[START MATERIAL PROVIDED]
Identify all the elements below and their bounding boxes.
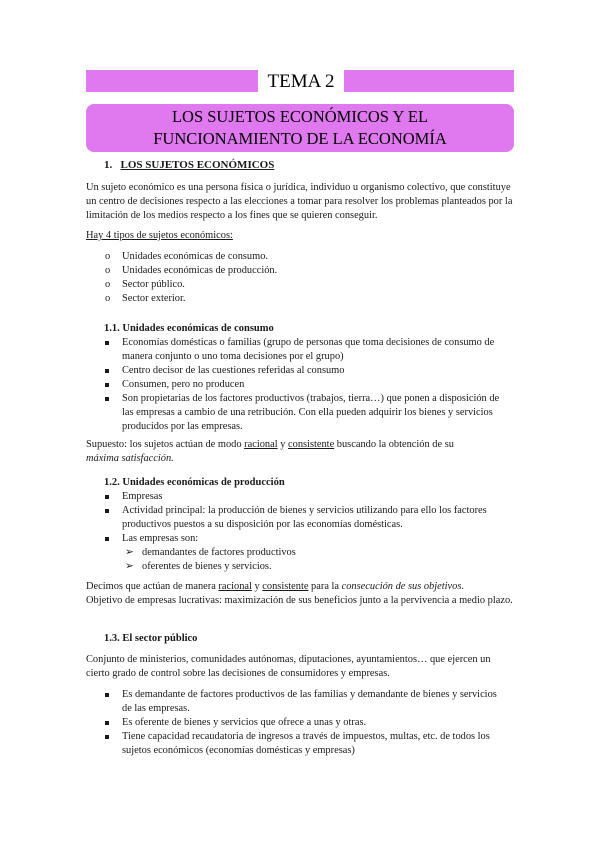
supuesto-paragraph: Supuesto: los sujetos actúan de modo racional y consistente buscando la obtención de su máxima satisfacción.: [86, 439, 454, 464]
list-item: Empresas: [122, 490, 507, 504]
square-bullet-icon: [105, 509, 109, 513]
list-item: Es demandante de factores productivos de las familias y demandante de bienes y servicios de las empresas.: [122, 688, 507, 716]
tema-label: TEMA 2: [267, 71, 335, 92]
list-item: Actividad principal: la producción de bienes y servicios utilizando para ello los factores productivos puestos a su disposición por las economías domésticas.: [122, 504, 507, 532]
square-bullet-icon: [105, 369, 109, 373]
list-item: Tiene capacidad recaudatoria de ingresos a través de impuestos, multas, etc. de todos los sujetos económicos (economías domésticas y empresas): [122, 730, 507, 758]
square-bullet-icon: [105, 341, 109, 345]
list-item: Son propietarias de los factores productivos (trabajos, tierra…) que ponen a disposición de las empresas a cambio de una retribución. Con ella pueden adquirir los bienes y servicios producidos por las empresas.: [122, 392, 507, 434]
arrow-bullet-icon: ➢: [125, 547, 134, 558]
list-item: ➢ demandantes de factores productivos: [125, 547, 296, 558]
list-item: ➢ oferentes de bienes y servicios.: [125, 561, 272, 572]
list-item: Centro decisor de las cuestiones referidas al consumo: [122, 364, 507, 378]
square-bullet-icon: [105, 721, 109, 725]
circle-bullet-icon: o: [105, 279, 111, 290]
tema-bar-left: [86, 70, 258, 92]
square-bullet-icon: [105, 383, 109, 387]
circle-bullet-icon: o: [105, 293, 111, 304]
list-item: o Sector público.: [105, 279, 185, 290]
section-1-number: 1.: [104, 159, 113, 171]
arrow-bullet-icon: ➢: [125, 561, 134, 572]
square-bullet-icon: [105, 397, 109, 401]
list-item: o Unidades económicas de producción.: [105, 265, 278, 276]
document-title: [86, 104, 514, 152]
list-item: Economías domésticas o familias (grupo de personas que toma decisiones de consumo de manera conjunto o uno toma decisiones por el grupo): [122, 336, 507, 364]
subsection-1-1-heading: 1.1. Unidades económicas de consumo: [104, 323, 274, 334]
list-item: o Unidades económicas de consumo.: [105, 251, 269, 262]
sub11-list: [122, 336, 507, 434]
sub13-intro: Conjunto de ministerios, comunidades autónomas, diputaciones, ayuntamientos… que ejercen un cierto grado de control sobre las decisiones de consumidores y empresas.: [86, 654, 491, 679]
title-line-1: LOS SUJETOS ECONÓMICOS Y EL: [171, 107, 429, 126]
tema-bar-right: [344, 70, 514, 92]
sub12-sublist: [125, 546, 502, 574]
circle-bullet-icon: o: [105, 251, 111, 262]
circle-bullet-icon: o: [105, 265, 111, 276]
square-bullet-icon: [105, 693, 109, 697]
sub12-list: [122, 490, 507, 546]
section-1-intro: Un sujeto económico es una persona física o jurídica, individuo u organismo colectivo, que constituye un centro de decisiones respecto a las elecciones a tomar para resolver los problemas planteados por la limitación de los medios respecto a los fines que se quieren conseguir.: [86, 182, 513, 221]
sub13-list: [122, 688, 507, 758]
subsection-1-2-heading: 1.2. Unidades económicas de producción: [104, 477, 285, 488]
list-item: Las empresas son:: [122, 532, 507, 546]
list-item: Consumen, pero no producen: [122, 378, 507, 392]
title-line-2: FUNCIONAMIENTO DE LA ECONOMÍA: [153, 129, 447, 148]
section-1-title: LOS SUJETOS ECONÓMICOS: [120, 159, 275, 171]
decimos-paragraph: Decimos que actúan de manera racional y consistente para la consecución de sus objetivos. Objetivo de empresas lucrativas: maximización de sus beneficios junto a la pervivencia a medio plazo.: [86, 581, 513, 606]
list-item: Es oferente de bienes y servicios que ofrece a unas y otras.: [122, 716, 507, 730]
square-bullet-icon: [105, 537, 109, 541]
section-1-heading: [104, 158, 274, 172]
types-intro: Hay 4 tipos de sujetos económicos:: [86, 230, 233, 241]
subsection-1-3-heading: 1.3. El sector público: [104, 633, 198, 644]
square-bullet-icon: [105, 495, 109, 499]
types-list: [105, 250, 502, 306]
list-item: o Sector exterior.: [105, 293, 186, 304]
square-bullet-icon: [105, 735, 109, 739]
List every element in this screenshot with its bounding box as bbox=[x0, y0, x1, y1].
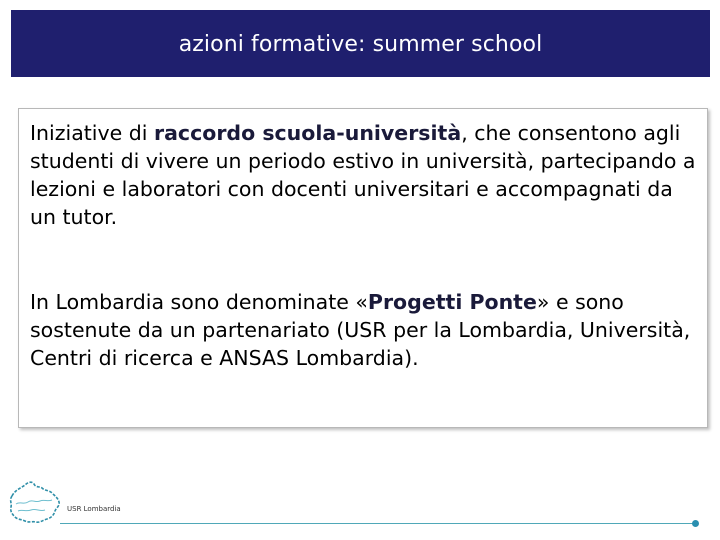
paragraph-1-text-before: Iniziative di bbox=[30, 121, 154, 145]
lombardia-region-map-icon bbox=[6, 478, 64, 528]
title-bar bbox=[11, 10, 710, 77]
footer-divider bbox=[60, 523, 694, 524]
footer-label: USR Lombardia bbox=[67, 505, 121, 513]
content-box bbox=[18, 108, 708, 428]
paragraph-1-text-after: , che consentono agli studenti di vivere un periodo estivo in università, partecipando a lezioni e laboratori con docenti universitari e accompagnati da un tutor. bbox=[30, 121, 696, 229]
slide-title: azioni formative: summer school bbox=[178, 32, 543, 57]
paragraph-summer-school bbox=[30, 119, 702, 231]
footer-dot-icon bbox=[692, 520, 699, 527]
paragraph-progetti-ponte bbox=[30, 288, 702, 372]
paragraph-1-highlight: raccordo scuola-università bbox=[153, 121, 462, 145]
paragraph-2-text-before: In Lombardia sono denominate « bbox=[30, 290, 368, 314]
paragraph-2-text-after: » e sono sostenute da un partenariato (USR per la Lombardia, Università, Centri di ricerca e ANSAS Lombardia). bbox=[30, 290, 691, 370]
paragraph-2-highlight: Progetti Ponte bbox=[367, 290, 537, 314]
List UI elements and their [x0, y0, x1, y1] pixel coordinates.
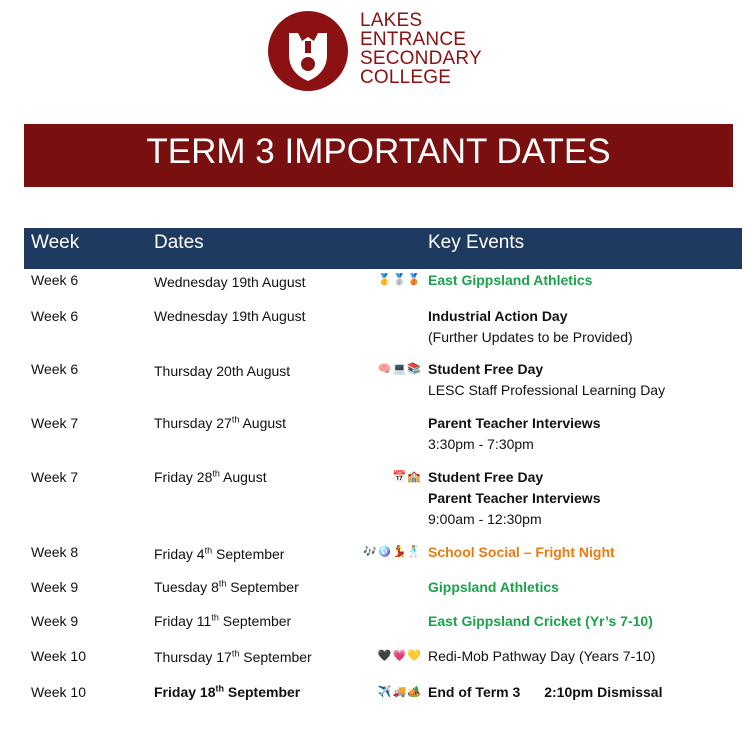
[END MATERIAL PROVIDED]
* TASK: Give every line of the material above as a JSON list of strings, one string per line, leaving out blank lines and the pictures.

* SOLUTION:
[
  "Identify all the elements below and their bounding boxes.",
  "supuesto-paragraph: Supuesto: los sujetos actúan de modo racional y consistente buscando la obtención de su máxima satisfacción.: [86, 439, 454, 464]",
  "list-item: Empresas: [122, 490, 507, 504]",
  "square-bullet-icon: [105, 509, 109, 513]",
  "list-item: Es demandante de factores productivos de las familias y demandante de bienes y servicios de las empresas.: [122, 688, 507, 716]",
  "tema-label: TEMA 2: [267, 71, 335, 92]",
  "list-item: Actividad principal: la producción de bienes y servicios utilizando para ello los factores productivos puestos a su disposición por las economías domésticas.: [122, 504, 507, 532]",
  "square-bullet-icon: [105, 369, 109, 373]",
  "list-item: Tiene capacidad recaudatoria de ingresos a través de impuestos, multas, etc. de todos los sujetos económicos (economías domésticas y empresas): [122, 730, 507, 758]",
  "square-bullet-icon: [105, 341, 109, 345]",
  "list-item: Son propietarias de los factores productivos (trabajos, tierra…) que ponen a disposición de las empresas a cambio de una retribución. Con ella pueden adquirir los bienes y servicios producidos por las empresas.: [122, 392, 507, 434]",
  "arrow-bullet-icon: ➢: [125, 547, 134, 558]",
  "list-item: ➢ demandantes de factores productivos: [125, 547, 296, 558]",
  "list-item: ➢ oferentes de bienes y servicios.: [125, 561, 272, 572]",
  "list-item: Centro decisor de las cuestiones referidas al consumo: [122, 364, 507, 378]",
  "square-bullet-icon: [105, 721, 109, 725]",
  "circle-bullet-icon: o: [105, 279, 111, 290]",
  "tema-bar-left: [86, 70, 258, 92]",
  "square-bullet-icon: [105, 383, 109, 387]",
  "circle-bullet-icon: o: [105, 293, 111, 304]",
  "list-item: o Sector público.: [105, 279, 185, 290]",
  "section-1-number: 1.: [104, 159, 113, 171]",
  "arrow-bullet-icon: ➢: [125, 561, 134, 572]",
  "square-bullet-icon: [105, 397, 109, 401]",
  "list-item: o Unidades económicas de producción.: [105, 265, 278, 276]",
  "document-title: [86, 104, 514, 152]",
  "list-item: Economías domésticas o familias (grupo de personas que toma decisiones de consumo de manera conjunto o uno toma decisiones por el grupo): [122, 336, 507, 364]",
  "subsection-1-1-heading: 1.1. Unidades económicas de consumo: [104, 323, 274, 334]",
  "list-item: o Unidades económicas de consumo.: [105, 251, 269, 262]",
  "sub11-list: [122, 336, 507, 434]",
  "sub13-intro: Conjunto de ministerios, comunidades autónomas, diputaciones, ayuntamientos… que ejercen un cierto grado de control sobre las decisiones de consumidores y empresas.: [86, 654, 491, 679]",
  "title-line-1: LOS SUJETOS ECONÓMICOS Y EL: [171, 107, 429, 126]",
  "tema-bar-right: [344, 70, 514, 92]",
  "sub12-sublist: [125, 546, 502, 574]",
  "circle-bullet-icon: o: [105, 251, 111, 262]",
  "circle-bullet-icon: o: [105, 265, 111, 276]",
  "square-bullet-icon: [105, 693, 109, 697]",
  "sub12-list: [122, 490, 507, 546]",
  "section-1-intro: Un sujeto económico es una persona física o jurídica, individuo u organismo colectivo, que constituye un centro de decisiones respecto a las elecciones a tomar para resolver los problemas planteados por la limitación de los medios respecto a los fines que se quieren conseguir.: [86, 182, 513, 221]",
  "sub13-list: [122, 688, 507, 758]",
  "subsection-1-2-heading: 1.2. Unidades económicas de producción: [104, 477, 285, 488]",
  "list-item: Las empresas son:: [122, 532, 507, 546]",
  "list-item: Consumen, pero no producen: [122, 378, 507, 392]",
  "title-line-2: FUNCIONAMIENTO DE LA ECONOMÍA: [153, 129, 447, 148]",
  "section-1-title: LOS SUJETOS ECONÓMICOS: [120, 159, 275, 171]",
  "decimos-paragraph: Decimos que actúan de manera racional y consistente para la consecución de sus objetivos. Objetivo de empresas lucrativas: maximización de sus beneficios junto a la pervivencia a medio plazo.: [86, 581, 513, 606]",
  "list-item: Es oferente de bienes y servicios que ofrece a unas y otras.: [122, 716, 507, 730]",
  "square-bullet-icon: [105, 537, 109, 541]",
  "section-1-heading: [104, 158, 274, 172]",
  "types-intro: Hay 4 tipos de sujetos económicos:: [86, 230, 233, 241]",
  "subsection-1-3-heading: 1.3. El sector público: [104, 633, 198, 644]",
  "square-bullet-icon: [105, 495, 109, 499]",
  "types-list: [105, 250, 502, 306]",
  "list-item: o Sector exterior.: [105, 293, 186, 304]",
  "square-bullet-icon: [105, 735, 109, 739]",
  "List every element in this screenshot with its bounding box as bbox=[x0, y0, x1, y1].",
  "paragraph-1-text-before: Iniziative di bbox=[30, 121, 154, 145]",
  "lombardia-region-map-icon bbox=[6, 478, 64, 528]",
  "title-bar bbox=[11, 10, 710, 77]",
  "footer-divider bbox=[60, 523, 694, 524]",
  "footer-label: USR Lombardia bbox=[67, 505, 121, 513]",
  "content-box bbox=[18, 108, 708, 428]",
  "paragraph-1-text-after: , che consentono agli studenti di vivere un periodo estivo in università, partecipando a lezioni e laboratori con docenti universitari e accompagnati da un tutor. bbox=[30, 121, 696, 229]",
  "slide-title: azioni formative: summer school bbox=[178, 32, 543, 57]",
  "paragraph-summer-school bbox=[30, 119, 702, 231]",
  "footer-dot-icon bbox=[692, 520, 699, 527]",
  "paragraph-progetti-ponte bbox=[30, 288, 702, 372]",
  "paragraph-1-highlight: raccordo scuola-università bbox=[153, 121, 462, 145]",
  "paragraph-2-text-before: In Lombardia sono denominate « bbox=[30, 290, 368, 314]",
  "paragraph-2-text-after: » e sono sostenute da un partenariato (USR per la Lombardia, Università, Centri di ricerca e ANSAS Lombardia). bbox=[30, 290, 691, 370]",
  "paragraph-2-highlight: Progetti Ponte bbox=[367, 290, 537, 314]",
  "List UI elements and their [x0, y0, x1, y1] pixel coordinates."
]